RECORDED INFORMATION:
• • • • •

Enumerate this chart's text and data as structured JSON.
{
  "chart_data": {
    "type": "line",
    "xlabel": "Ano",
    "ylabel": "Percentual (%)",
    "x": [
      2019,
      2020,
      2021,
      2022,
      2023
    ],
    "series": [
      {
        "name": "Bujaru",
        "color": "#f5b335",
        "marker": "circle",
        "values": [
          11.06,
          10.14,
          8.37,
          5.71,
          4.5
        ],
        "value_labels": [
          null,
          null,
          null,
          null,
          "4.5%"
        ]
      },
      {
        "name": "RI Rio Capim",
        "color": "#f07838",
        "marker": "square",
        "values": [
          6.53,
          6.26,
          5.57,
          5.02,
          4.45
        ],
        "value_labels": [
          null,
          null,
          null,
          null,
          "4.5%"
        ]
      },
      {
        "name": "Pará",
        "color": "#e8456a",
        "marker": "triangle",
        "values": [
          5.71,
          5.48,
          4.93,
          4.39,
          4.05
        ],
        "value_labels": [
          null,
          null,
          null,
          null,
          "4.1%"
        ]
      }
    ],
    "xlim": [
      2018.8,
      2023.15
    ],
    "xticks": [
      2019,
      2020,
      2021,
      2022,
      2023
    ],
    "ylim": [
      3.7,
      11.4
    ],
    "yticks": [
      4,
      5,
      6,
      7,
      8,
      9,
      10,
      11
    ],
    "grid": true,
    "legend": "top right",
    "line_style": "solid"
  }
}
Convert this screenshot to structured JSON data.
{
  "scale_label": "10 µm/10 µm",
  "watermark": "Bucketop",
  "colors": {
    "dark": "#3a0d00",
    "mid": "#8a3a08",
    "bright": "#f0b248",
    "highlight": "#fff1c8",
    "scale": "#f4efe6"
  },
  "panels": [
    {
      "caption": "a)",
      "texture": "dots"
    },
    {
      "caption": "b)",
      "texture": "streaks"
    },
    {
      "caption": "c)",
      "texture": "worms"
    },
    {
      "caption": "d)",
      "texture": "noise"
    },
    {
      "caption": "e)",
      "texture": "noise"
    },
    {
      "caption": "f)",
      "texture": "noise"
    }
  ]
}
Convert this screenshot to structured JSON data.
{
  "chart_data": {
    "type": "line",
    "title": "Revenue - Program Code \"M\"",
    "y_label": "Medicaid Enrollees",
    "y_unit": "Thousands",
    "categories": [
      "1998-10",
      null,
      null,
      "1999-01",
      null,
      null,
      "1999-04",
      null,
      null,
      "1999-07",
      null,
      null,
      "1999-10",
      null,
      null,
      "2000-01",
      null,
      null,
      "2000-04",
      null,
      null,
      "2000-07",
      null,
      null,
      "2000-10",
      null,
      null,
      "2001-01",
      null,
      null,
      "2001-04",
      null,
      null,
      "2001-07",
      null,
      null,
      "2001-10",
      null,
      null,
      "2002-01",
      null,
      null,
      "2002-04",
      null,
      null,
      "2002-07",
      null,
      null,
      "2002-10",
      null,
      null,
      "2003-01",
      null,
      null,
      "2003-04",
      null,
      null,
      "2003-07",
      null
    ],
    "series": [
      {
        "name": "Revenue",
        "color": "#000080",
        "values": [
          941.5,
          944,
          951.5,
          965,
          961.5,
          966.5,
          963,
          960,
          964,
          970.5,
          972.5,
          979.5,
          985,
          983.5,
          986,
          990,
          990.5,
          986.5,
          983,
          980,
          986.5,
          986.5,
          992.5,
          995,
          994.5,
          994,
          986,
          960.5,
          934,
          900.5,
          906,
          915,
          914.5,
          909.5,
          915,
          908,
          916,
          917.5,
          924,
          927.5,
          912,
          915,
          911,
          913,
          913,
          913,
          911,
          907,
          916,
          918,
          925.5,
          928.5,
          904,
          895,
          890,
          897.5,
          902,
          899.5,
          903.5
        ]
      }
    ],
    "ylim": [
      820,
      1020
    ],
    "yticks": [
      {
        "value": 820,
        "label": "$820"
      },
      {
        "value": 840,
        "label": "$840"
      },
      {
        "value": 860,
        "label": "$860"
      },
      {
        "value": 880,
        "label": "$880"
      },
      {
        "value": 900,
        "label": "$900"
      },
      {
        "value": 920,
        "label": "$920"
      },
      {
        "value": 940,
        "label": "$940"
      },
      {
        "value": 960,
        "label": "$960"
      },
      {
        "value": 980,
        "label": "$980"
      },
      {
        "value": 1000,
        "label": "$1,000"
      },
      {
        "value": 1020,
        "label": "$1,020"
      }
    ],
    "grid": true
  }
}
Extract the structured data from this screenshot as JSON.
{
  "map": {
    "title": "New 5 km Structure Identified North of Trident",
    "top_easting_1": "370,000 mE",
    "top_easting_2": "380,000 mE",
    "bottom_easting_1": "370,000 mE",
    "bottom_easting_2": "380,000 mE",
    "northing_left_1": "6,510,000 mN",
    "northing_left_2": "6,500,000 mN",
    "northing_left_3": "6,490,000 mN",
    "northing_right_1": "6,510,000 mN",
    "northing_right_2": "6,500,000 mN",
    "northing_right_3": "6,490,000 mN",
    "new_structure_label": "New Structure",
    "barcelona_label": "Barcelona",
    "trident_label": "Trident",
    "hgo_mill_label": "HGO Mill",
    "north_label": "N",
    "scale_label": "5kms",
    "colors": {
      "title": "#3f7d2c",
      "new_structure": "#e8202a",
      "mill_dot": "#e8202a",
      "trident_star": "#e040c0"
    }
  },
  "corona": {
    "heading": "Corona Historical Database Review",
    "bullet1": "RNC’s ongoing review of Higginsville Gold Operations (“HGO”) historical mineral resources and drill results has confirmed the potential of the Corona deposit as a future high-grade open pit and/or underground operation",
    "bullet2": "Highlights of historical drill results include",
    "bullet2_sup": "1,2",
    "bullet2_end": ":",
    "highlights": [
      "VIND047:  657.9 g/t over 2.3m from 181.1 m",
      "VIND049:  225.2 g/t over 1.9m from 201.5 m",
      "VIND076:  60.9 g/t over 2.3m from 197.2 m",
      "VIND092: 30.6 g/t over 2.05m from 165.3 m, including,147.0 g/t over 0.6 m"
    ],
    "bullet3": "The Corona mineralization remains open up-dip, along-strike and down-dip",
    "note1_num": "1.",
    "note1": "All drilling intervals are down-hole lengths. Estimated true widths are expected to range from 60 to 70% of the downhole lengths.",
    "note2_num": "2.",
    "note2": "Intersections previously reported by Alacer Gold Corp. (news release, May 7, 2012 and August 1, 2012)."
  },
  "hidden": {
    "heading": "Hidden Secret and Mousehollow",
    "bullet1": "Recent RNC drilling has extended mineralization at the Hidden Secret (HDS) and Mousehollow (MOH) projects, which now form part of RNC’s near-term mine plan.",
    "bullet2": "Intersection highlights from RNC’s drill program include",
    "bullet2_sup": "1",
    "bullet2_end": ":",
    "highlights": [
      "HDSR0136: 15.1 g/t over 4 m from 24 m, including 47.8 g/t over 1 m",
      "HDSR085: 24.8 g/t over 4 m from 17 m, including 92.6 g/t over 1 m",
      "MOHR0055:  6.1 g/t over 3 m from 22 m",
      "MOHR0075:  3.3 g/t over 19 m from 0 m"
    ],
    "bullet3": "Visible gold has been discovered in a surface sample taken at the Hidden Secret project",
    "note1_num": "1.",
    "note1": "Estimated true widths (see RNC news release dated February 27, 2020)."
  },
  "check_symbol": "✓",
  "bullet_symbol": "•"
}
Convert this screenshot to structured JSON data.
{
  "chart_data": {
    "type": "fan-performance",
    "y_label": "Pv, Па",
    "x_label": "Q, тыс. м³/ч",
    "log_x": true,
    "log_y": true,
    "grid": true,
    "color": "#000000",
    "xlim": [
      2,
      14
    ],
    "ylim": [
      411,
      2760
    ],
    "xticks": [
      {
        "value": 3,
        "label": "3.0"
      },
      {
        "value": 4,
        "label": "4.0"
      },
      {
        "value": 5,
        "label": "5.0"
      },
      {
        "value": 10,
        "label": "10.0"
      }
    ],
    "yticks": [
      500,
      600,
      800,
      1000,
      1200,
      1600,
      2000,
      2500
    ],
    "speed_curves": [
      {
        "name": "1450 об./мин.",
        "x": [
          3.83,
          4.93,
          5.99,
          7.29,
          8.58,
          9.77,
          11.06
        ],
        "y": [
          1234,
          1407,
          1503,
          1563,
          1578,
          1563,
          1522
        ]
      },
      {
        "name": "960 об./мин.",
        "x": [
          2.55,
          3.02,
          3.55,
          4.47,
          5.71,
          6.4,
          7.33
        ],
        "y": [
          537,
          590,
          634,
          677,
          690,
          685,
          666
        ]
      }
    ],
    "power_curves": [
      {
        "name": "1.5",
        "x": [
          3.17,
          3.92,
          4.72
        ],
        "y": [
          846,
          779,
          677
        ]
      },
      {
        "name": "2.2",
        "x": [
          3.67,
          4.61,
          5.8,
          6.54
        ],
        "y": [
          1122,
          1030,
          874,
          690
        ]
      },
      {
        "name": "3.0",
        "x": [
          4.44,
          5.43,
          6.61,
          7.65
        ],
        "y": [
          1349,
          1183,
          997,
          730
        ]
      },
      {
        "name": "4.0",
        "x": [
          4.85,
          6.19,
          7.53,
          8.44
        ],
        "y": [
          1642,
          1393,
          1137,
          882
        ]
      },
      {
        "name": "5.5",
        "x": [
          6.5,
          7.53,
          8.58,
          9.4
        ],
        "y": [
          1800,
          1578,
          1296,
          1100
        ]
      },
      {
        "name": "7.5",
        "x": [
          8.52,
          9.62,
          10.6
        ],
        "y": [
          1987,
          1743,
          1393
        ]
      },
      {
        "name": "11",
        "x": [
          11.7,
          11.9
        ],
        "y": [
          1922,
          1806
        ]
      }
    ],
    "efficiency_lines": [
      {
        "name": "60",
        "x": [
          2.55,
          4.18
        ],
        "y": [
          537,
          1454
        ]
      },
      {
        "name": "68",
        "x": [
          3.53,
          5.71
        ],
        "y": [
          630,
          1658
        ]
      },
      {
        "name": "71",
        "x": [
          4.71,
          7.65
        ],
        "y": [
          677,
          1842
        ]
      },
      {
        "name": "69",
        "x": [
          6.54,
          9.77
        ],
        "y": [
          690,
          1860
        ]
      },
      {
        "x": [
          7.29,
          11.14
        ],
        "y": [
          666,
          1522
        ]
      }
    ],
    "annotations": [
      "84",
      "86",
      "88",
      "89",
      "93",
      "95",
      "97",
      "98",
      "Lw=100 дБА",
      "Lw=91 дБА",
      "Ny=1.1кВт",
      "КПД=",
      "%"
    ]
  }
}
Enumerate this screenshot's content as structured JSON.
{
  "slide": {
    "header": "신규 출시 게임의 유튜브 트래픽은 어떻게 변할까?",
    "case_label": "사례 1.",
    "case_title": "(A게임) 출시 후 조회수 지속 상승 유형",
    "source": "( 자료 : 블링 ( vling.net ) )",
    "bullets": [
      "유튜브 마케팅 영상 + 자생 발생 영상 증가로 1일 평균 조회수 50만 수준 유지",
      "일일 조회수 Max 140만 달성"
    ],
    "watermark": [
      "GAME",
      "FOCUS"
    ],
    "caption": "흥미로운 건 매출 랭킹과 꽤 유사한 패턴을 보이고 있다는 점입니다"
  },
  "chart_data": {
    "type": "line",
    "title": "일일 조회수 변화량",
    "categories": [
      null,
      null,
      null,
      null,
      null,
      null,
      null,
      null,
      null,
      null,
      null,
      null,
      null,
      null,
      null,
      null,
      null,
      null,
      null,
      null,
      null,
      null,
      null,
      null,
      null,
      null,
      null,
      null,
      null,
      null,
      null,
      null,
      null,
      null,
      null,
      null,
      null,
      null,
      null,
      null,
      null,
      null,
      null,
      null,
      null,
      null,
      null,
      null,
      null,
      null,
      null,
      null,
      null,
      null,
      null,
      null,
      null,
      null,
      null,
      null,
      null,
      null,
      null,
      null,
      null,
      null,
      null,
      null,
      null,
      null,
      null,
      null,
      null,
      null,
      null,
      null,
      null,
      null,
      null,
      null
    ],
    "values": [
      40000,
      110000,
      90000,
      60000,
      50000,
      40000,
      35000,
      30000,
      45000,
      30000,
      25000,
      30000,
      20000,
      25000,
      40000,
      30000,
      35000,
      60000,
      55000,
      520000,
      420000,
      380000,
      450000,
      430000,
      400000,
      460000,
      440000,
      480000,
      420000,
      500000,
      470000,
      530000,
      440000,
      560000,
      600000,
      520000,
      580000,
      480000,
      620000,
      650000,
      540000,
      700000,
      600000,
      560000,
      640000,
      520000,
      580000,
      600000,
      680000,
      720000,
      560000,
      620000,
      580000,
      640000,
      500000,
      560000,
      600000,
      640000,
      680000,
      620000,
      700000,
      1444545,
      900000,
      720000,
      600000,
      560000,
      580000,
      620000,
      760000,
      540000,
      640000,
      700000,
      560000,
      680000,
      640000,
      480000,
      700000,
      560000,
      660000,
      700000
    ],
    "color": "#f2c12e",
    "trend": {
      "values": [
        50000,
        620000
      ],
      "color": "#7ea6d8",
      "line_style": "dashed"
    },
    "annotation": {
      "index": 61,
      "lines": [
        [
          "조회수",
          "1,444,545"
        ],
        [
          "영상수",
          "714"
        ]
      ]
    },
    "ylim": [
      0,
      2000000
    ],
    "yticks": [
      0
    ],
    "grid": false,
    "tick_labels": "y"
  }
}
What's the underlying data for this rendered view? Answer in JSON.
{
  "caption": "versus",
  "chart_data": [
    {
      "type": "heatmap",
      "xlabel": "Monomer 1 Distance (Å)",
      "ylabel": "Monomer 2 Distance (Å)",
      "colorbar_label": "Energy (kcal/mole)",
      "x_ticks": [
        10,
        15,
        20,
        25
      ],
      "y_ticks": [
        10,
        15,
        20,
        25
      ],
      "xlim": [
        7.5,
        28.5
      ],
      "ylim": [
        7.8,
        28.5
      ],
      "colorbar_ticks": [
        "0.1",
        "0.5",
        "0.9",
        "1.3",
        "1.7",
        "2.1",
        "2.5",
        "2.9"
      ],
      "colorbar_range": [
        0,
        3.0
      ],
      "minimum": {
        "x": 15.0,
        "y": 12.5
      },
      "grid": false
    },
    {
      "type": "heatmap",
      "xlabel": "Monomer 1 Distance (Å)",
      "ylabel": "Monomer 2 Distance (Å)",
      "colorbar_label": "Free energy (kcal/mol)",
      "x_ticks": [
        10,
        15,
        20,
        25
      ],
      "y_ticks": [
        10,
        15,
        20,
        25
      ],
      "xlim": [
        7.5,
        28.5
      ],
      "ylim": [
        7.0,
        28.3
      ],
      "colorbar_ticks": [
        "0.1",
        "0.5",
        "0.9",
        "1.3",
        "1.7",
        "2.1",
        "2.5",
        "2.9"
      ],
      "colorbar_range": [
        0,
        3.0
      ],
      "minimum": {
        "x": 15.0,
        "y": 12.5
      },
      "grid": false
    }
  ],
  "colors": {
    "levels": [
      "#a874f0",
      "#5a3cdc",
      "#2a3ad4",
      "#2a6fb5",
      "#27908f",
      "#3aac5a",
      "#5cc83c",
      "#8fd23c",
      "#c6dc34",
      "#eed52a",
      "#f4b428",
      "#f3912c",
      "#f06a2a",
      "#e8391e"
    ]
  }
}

• • • • •

SHORT PROBLEM:
Pick out each line containing "news" and report it.

EXERCISE RESPONSE:
    "note2": "Intersections previously reported by Alacer Gold Corp. (news release, May 7, 2012 and August 1, 2012)."
    "note1": "Estimated true widths (see RNC news release dated February 27, 2020)."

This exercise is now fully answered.